EXERCISE OBJECTIVE: Go through the entries below and write each one out exactly.

═══ MATERIAL PROVIDED ═══

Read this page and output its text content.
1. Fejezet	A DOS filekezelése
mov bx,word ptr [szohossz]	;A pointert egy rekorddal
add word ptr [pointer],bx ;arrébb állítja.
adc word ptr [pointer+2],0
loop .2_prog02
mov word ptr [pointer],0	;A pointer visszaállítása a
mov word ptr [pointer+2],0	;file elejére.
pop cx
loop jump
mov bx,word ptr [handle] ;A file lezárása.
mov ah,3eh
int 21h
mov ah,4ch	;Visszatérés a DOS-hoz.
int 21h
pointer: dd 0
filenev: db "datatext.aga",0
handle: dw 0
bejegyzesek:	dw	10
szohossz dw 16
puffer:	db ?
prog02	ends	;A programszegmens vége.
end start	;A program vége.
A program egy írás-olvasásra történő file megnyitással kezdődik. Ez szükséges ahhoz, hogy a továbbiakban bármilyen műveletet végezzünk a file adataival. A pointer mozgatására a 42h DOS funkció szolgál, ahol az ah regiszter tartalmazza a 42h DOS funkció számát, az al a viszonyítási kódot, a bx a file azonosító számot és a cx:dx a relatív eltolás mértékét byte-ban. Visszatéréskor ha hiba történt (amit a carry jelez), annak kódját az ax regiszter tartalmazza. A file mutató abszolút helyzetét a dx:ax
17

═══

FULL ANSWER:
Read this page and output its text content.
1. Fejezet	A DOS filekezelése
mov bx,word ptr [szohossz]	;A pointert egy rekorddal
add word ptr [pointer],bx ;arrébb állítja.
adc word ptr [pointer+2],0
loop .2_prog02
mov word ptr [pointer],0	;A pointer visszaállítása a
mov word ptr [pointer+2],0	;file elejére.
pop cx
loop jump
mov bx,word ptr [handle] ;A file lezárása.
mov ah,3eh
int 21h
mov ah,4ch	;Visszatérés a DOS-hoz.
int 21h
pointer: dd 0
filenev: db "datatext.aga",0
handle: dw 0
bejegyzesek:	dw	10
szohossz dw 16
puffer:	db ?
prog02	ends	;A programszegmens vége.
end start	;A program vége.
A program egy írás-olvasásra történő file megnyitással kezdődik. Ez szükséges ahhoz, hogy a továbbiakban bármilyen műveletet végezzünk a file adataival. A pointer mozgatására a 42h DOS funkció szolgál, ahol az ah regiszter tartalmazza a 42h DOS funkció számát, az al a viszonyítási kódot, a bx a file azonosító számot és a cx:dx a relatív eltolás mértékét byte-ban. Visszatéréskor ha hiba történt (amit a carry jelez), annak kódját az ax regiszter tartalmazza. A file mutató abszolút helyzetét a dx:ax
17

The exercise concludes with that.